▸ Instruction: Output the material exactly, but drop every image it holds.

Records from a dataset:
"""

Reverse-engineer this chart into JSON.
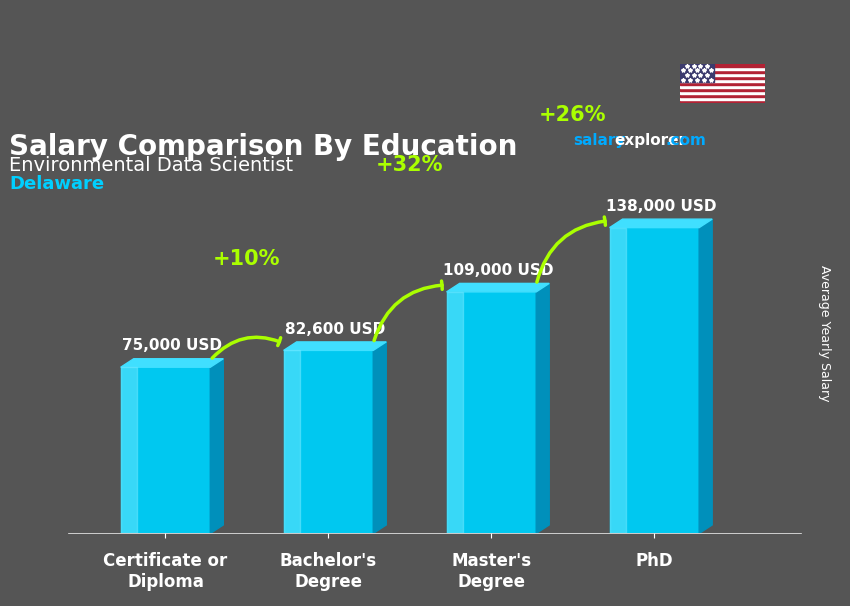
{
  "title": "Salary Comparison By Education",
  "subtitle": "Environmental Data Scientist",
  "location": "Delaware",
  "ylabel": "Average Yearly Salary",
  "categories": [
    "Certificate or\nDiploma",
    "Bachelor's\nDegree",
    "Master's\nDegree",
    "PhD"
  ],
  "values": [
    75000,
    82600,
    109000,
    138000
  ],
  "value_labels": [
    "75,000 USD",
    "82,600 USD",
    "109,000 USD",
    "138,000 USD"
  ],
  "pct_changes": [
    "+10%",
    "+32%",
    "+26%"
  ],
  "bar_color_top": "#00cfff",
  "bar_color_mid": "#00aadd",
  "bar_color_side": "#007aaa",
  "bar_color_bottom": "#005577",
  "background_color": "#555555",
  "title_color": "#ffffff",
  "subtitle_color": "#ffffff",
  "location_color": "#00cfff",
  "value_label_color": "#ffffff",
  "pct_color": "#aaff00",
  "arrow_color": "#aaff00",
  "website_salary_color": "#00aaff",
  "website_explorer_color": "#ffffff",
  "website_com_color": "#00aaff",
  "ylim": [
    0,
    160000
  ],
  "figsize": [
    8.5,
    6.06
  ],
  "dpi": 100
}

"""

▸ Correct response:
Reverse-engineer this chart into JSON.
{
  "title": "Salary Comparison By Education",
  "subtitle": "Environmental Data Scientist",
  "location": "Delaware",
  "ylabel": "Average Yearly Salary",
  "categories": [
    "Certificate or\nDiploma",
    "Bachelor's\nDegree",
    "Master's\nDegree",
    "PhD"
  ],
  "values": [
    75000,
    82600,
    109000,
    138000
  ],
  "value_labels": [
    "75,000 USD",
    "82,600 USD",
    "109,000 USD",
    "138,000 USD"
  ],
  "pct_changes": [
    "+10%",
    "+32%",
    "+26%"
  ],
  "bar_color_top": "#00cfff",
  "bar_color_mid": "#00aadd",
  "bar_color_side": "#007aaa",
  "bar_color_bottom": "#005577",
  "background_color": "#555555",
  "title_color": "#ffffff",
  "subtitle_color": "#ffffff",
  "location_color": "#00cfff",
  "value_label_color": "#ffffff",
  "pct_color": "#aaff00",
  "arrow_color": "#aaff00",
  "website_salary_color": "#00aaff",
  "website_explorer_color": "#ffffff",
  "website_com_color": "#00aaff",
  "ylim": [
    0,
    160000
  ],
  "figsize": [
    8.5,
    6.06
  ],
  "dpi": 100
}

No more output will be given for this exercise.